— GIVEN REQUEST —
Only the lines from the one containing "Serialize everything readable" through the end of the entries should be returned, exactly as they are, with the pictures omitted.

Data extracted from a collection
--
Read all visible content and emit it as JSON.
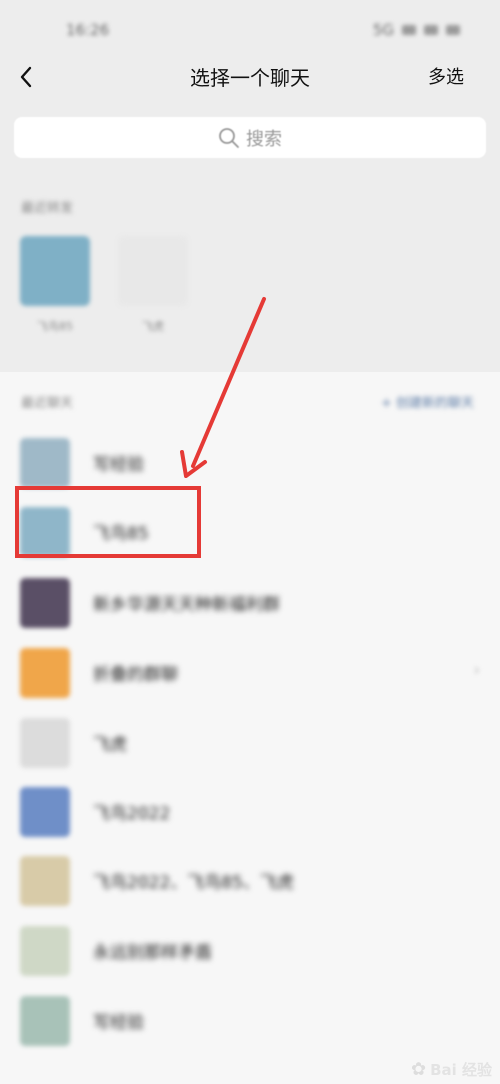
{
  "status_bar": {
    "time": "16:26",
    "indicators": "5G"
  },
  "header": {
    "title": "选择一个聊天",
    "multi_select_label": "多选"
  },
  "search": {
    "placeholder": "搜索"
  },
  "recent_contacts": {
    "label": "最近转发",
    "items": [
      {
        "name": "飞鸟85",
        "avatar_color": "#7fb0c6"
      },
      {
        "name": "飞虎",
        "avatar_color": "#e8e8e8"
      }
    ]
  },
  "recent_chats": {
    "label": "最近聊天",
    "create_label": "+ 创建新的聊天",
    "items": [
      {
        "name": "写经验",
        "avatar_color": "#9fb9c8"
      },
      {
        "name": "飞鸟85",
        "avatar_color": "#8fb6c9"
      },
      {
        "name": "新乡华源天天种新福利群",
        "avatar_color": "#5a4f66"
      },
      {
        "name": "折叠的群聊",
        "avatar_color": "#f0a64a",
        "has_chevron": true
      },
      {
        "name": "飞虎",
        "avatar_color": "#dcdcdc"
      },
      {
        "name": "飞鸟2022",
        "avatar_color": "#6f8fc8"
      },
      {
        "name": "飞鸟2022、飞鸟85、飞虎",
        "avatar_color": "#d8cba8"
      },
      {
        "name": "永远别那样矛盾",
        "avatar_color": "#cfd8c6"
      },
      {
        "name": "写经验",
        "avatar_color": "#a8c2b8"
      }
    ]
  },
  "annotation": {
    "color": "#e53a36"
  },
  "watermark": {
    "text": "Bai 经验"
  }
}
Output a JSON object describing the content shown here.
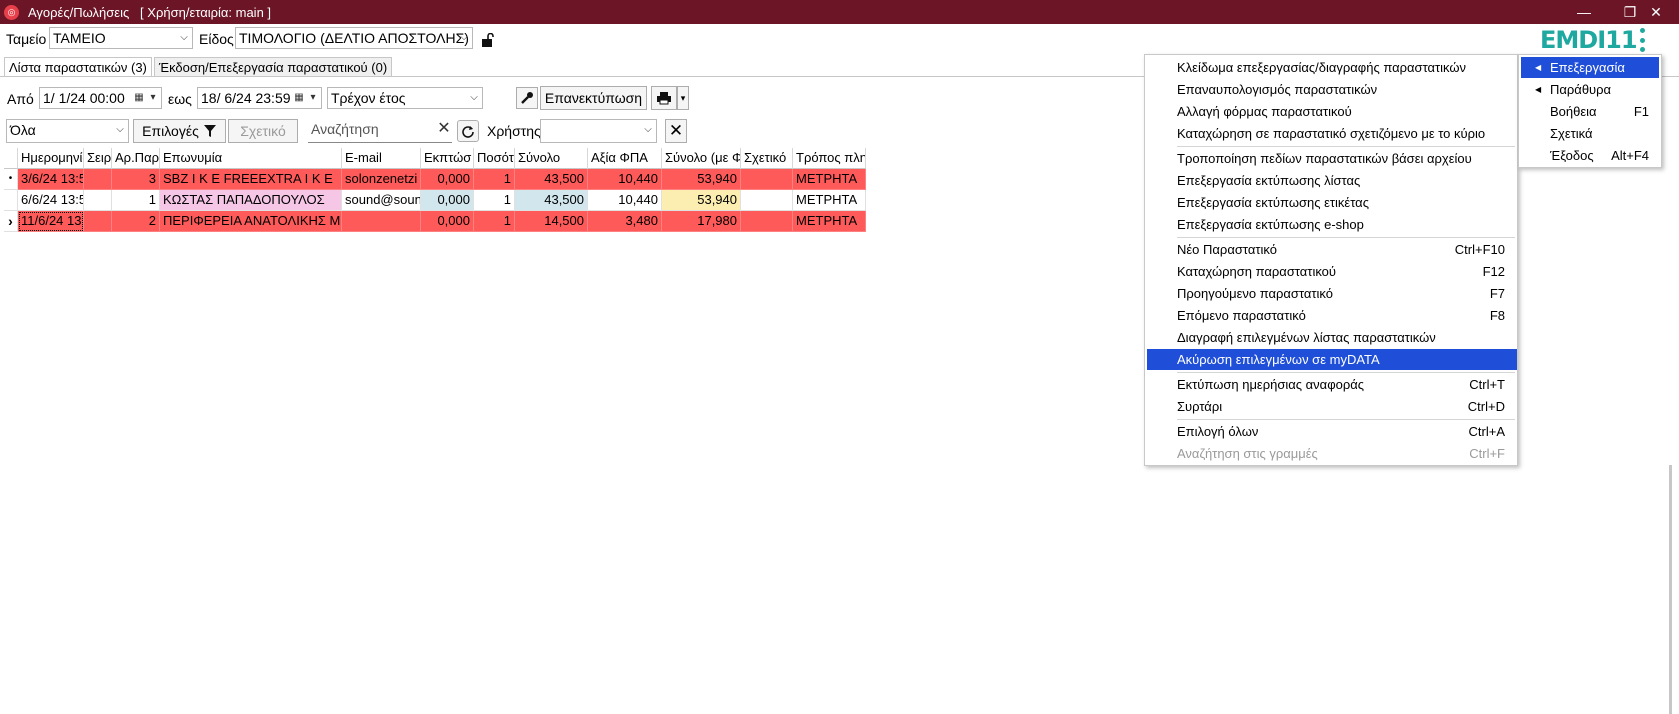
{
  "window": {
    "title": "Αγορές/Πωλήσεις   [ Χρήση/εταιρία: main ]",
    "minimize": "—",
    "maximize": "❐",
    "close": "✕"
  },
  "filters": {
    "tameio_label": "Ταμείο",
    "tameio_value": "ΤΑΜΕΙΟ",
    "eidos_label": "Είδος",
    "eidos_value": "ΤΙΜΟΛΟΓΙΟ (ΔΕΛΤΙΟ ΑΠΟΣΤΟΛΗΣ)",
    "apo_label": "Από",
    "apo_value": "1/  1/24 00:00",
    "eos_label": "εως",
    "eos_value": "18/  6/24 23:59",
    "period_value": "Τρέχον έτος",
    "reprint_label": "Επανεκτύπωση",
    "ola_value": "Όλα",
    "epiloges_label": "Επιλογές",
    "sxetiko_label": "Σχετικό",
    "search_placeholder": "Αναζήτηση",
    "user_label": "Χρήστης",
    "user_value": ""
  },
  "logo": {
    "text": "EMDI11"
  },
  "tabs": [
    {
      "label": "Λίστα παραστατικών (3)"
    },
    {
      "label": "Έκδοση/Επεξεργασία παραστατικού (0)"
    }
  ],
  "table": {
    "headers": [
      "Ημερομηνία",
      "Σειρ",
      "Αρ.Παρ",
      "Επωνυμία",
      "E-mail",
      "Εκπτώσ",
      "Ποσότ",
      "Σύνολο",
      "Αξία ΦΠΑ",
      "Σύνολο (με Φ",
      "Σχετικό",
      "Τρόπος πλη"
    ],
    "rows": [
      [
        "3/6/24 13:5",
        "",
        "3",
        "SBZ I K E  FREEEXTRA I K E",
        "solonzenetzi",
        "0,000",
        "1",
        "43,500",
        "10,440",
        "53,940",
        "",
        "ΜΕΤΡΗΤΑ"
      ],
      [
        "6/6/24 13:5",
        "",
        "1",
        "ΚΩΣΤΑΣ ΠΑΠΑΔΟΠΟΥΛΟΣ",
        "sound@soun",
        "0,000",
        "1",
        "43,500",
        "10,440",
        "53,940",
        "",
        "ΜΕΤΡΗΤΑ"
      ],
      [
        "11/6/24 13",
        "",
        "2",
        "ΠΕΡΙΦΕΡΕΙΑ ΑΝΑΤΟΛΙΚΗΣ Μ",
        "",
        "0,000",
        "1",
        "14,500",
        "3,480",
        "17,980",
        "",
        "ΜΕΤΡΗΤΑ"
      ]
    ],
    "row_indicators": [
      "•",
      "",
      "›"
    ]
  },
  "context_menu": {
    "items": [
      {
        "label": "Κλείδωμα επεξεργασίας/διαγραφής παραστατικών",
        "shortcut": ""
      },
      {
        "label": "Επαναυπολογισμός παραστατικών",
        "shortcut": ""
      },
      {
        "label": "Αλλαγή φόρμας παραστατικού",
        "shortcut": ""
      },
      {
        "label": "Καταχώρηση σε παραστατικό σχετιζόμενο με το κύριο",
        "shortcut": ""
      },
      {
        "label": "Τροποποίηση πεδίων παραστατικών βάσει αρχείου",
        "shortcut": ""
      },
      {
        "label": "Επεξεργασία εκτύπωσης λίστας",
        "shortcut": ""
      },
      {
        "label": "Επεξεργασία εκτύπωσης ετικέτας",
        "shortcut": ""
      },
      {
        "label": "Επεξεργασία εκτύπωσης e-shop",
        "shortcut": ""
      },
      {
        "label": "Νέο Παραστατικό",
        "shortcut": "Ctrl+F10"
      },
      {
        "label": "Καταχώρηση παραστατικού",
        "shortcut": "F12"
      },
      {
        "label": "Προηγούμενο παραστατικό",
        "shortcut": "F7"
      },
      {
        "label": "Επόμενο παραστατικό",
        "shortcut": "F8"
      },
      {
        "label": "Διαγραφή επιλεγμένων λίστας παραστατικών",
        "shortcut": ""
      },
      {
        "label": "Ακύρωση επιλεγμένων σε myDATA",
        "shortcut": ""
      },
      {
        "label": "Εκτύπωση ημερήσιας αναφοράς",
        "shortcut": "Ctrl+T"
      },
      {
        "label": "Συρτάρι",
        "shortcut": "Ctrl+D"
      },
      {
        "label": "Επιλογή όλων",
        "shortcut": "Ctrl+A"
      },
      {
        "label": "Αναζήτηση στις γραμμές",
        "shortcut": "Ctrl+F"
      }
    ]
  },
  "main_menu": {
    "items": [
      {
        "label": "Επεξεργασία",
        "shortcut": ""
      },
      {
        "label": "Παράθυρα",
        "shortcut": ""
      },
      {
        "label": "Βοήθεια",
        "shortcut": "F1"
      },
      {
        "label": "Σχετικά",
        "shortcut": ""
      },
      {
        "label": "Έξοδος",
        "shortcut": "Alt+F4"
      }
    ]
  },
  "colors": {
    "titlebar": "#6b1526",
    "row_red": "#ff5a5a",
    "highlight_blue": "#1f4fd8",
    "logo_teal": "#1fa8a0",
    "cell_pink": "#f5c6e6",
    "cell_lightblue": "#d2e6ee",
    "cell_yellow": "#fbeeb0"
  }
}
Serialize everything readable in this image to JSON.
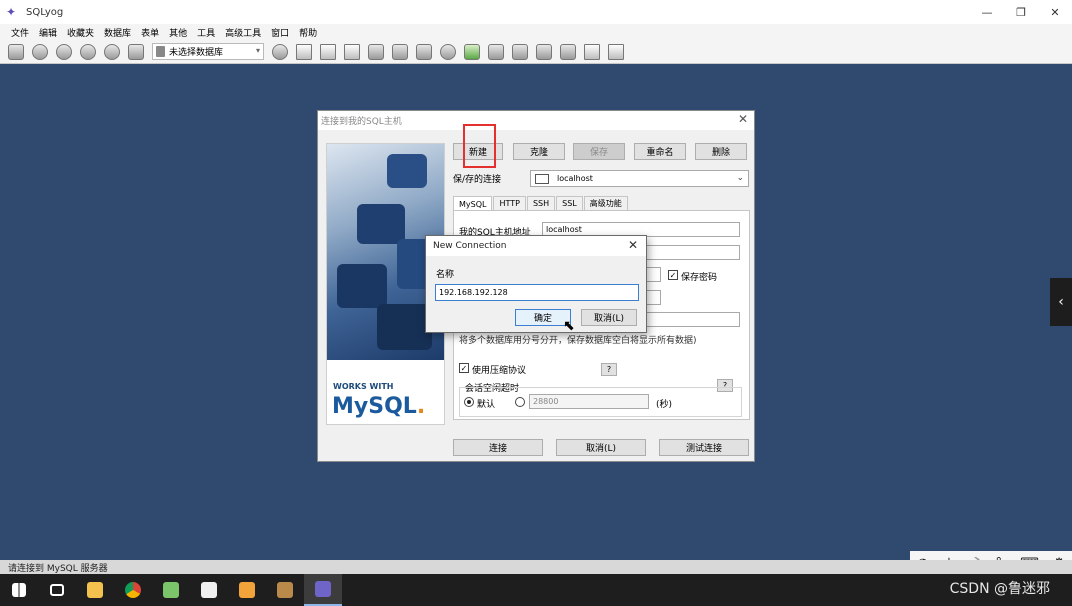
{
  "app": {
    "title": "SQLyog"
  },
  "window_controls": {
    "minimize": "—",
    "restore": "❐",
    "close": "✕"
  },
  "menu": [
    "文件",
    "编辑",
    "收藏夹",
    "数据库",
    "表单",
    "其他",
    "工具",
    "高级工具",
    "窗口",
    "帮助"
  ],
  "toolbar": {
    "db_select": "未选择数据库"
  },
  "status": {
    "text": "请连接到 MySQL 服务器"
  },
  "dialog": {
    "title": "连接到我的SQL主机",
    "buttons": {
      "new": "新建",
      "clone": "克隆",
      "save": "保存",
      "rename": "重命名",
      "delete": "删除"
    },
    "saved_conn_label": "保/存的连接",
    "saved_conn_value": "localhost",
    "tabs": [
      "MySQL",
      "HTTP",
      "SSH",
      "SSL",
      "高级功能"
    ],
    "host_label": "我的SQL主机地址",
    "host_value": "localhost",
    "save_password": "保存密码",
    "db_hint": "将多个数据库用分号分开，保存数据库空白将显示所有数据)",
    "compression": "使用压缩协议",
    "help": "?",
    "session_timeout": "会话空闲超时",
    "default": "默认",
    "timeout_value": "28800",
    "seconds": "(秒)",
    "connect": "连接",
    "cancel": "取消(L)",
    "test": "测试连接",
    "brand": {
      "works_with": "WORKS WITH",
      "mysql": "MySQL",
      "dot": "."
    }
  },
  "new_connection": {
    "title": "New Connection",
    "name_label": "名称",
    "name_value": "192.168.192.128",
    "ok": "确定",
    "cancel": "取消(L)"
  },
  "ime": [
    "中",
    "☽",
    "°,",
    "⌨",
    "⚙"
  ],
  "watermark": "CSDN @鲁迷邪",
  "colors": {
    "highlight": "#e53030",
    "desktop": "#2f4a6e",
    "focus": "#3c7fd1"
  }
}
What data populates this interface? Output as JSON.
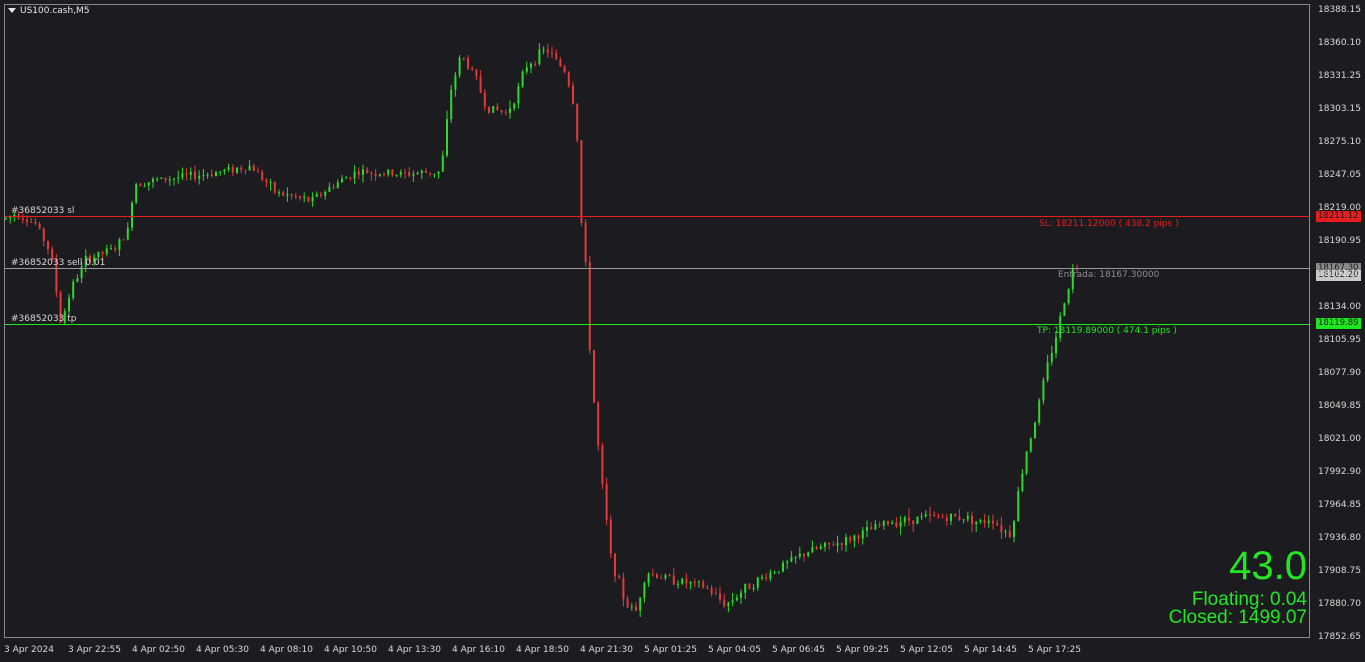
--
— THE RESULT —
Serialize everything readable in this image to JSON.
{
  "app": {
    "title": "SQLyog"
  },
  "window_controls": {
    "minimize": "—",
    "restore": "❐",
    "close": "✕"
  },
  "menu": [
    "文件",
    "编辑",
    "收藏夹",
    "数据库",
    "表单",
    "其他",
    "工具",
    "高级工具",
    "窗口",
    "帮助"
  ],
  "toolbar": {
    "db_select": "未选择数据库"
  },
  "status": {
    "text": "请连接到 MySQL 服务器"
  },
  "dialog": {
    "title": "连接到我的SQL主机",
    "buttons": {
      "new": "新建",
      "clone": "克隆",
      "save": "保存",
      "rename": "重命名",
      "delete": "删除"
    },
    "saved_conn_label": "保/存的连接",
    "saved_conn_value": "localhost",
    "tabs": [
      "MySQL",
      "HTTP",
      "SSH",
      "SSL",
      "高级功能"
    ],
    "host_label": "我的SQL主机地址",
    "host_value": "localhost",
    "save_password": "保存密码",
    "db_hint": "将多个数据库用分号分开，保存数据库空白将显示所有数据)",
    "compression": "使用压缩协议",
    "help": "?",
    "session_timeout": "会话空闲超时",
    "default": "默认",
    "timeout_value": "28800",
    "seconds": "(秒)",
    "connect": "连接",
    "cancel": "取消(L)",
    "test": "测试连接",
    "brand": {
      "works_with": "WORKS WITH",
      "mysql": "MySQL",
      "dot": "."
    }
  },
  "new_connection": {
    "title": "New Connection",
    "name_label": "名称",
    "name_value": "192.168.192.128",
    "ok": "确定",
    "cancel": "取消(L)"
  },
  "ime": [
    "中",
    "☽",
    "°,",
    "⌨",
    "⚙"
  ],
  "watermark": "CSDN @鲁迷邪",
  "colors": {
    "highlight": "#e53030",
    "desktop": "#2f4a6e",
    "focus": "#3c7fd1"
  }
}
What data populates this interface? Output as JSON.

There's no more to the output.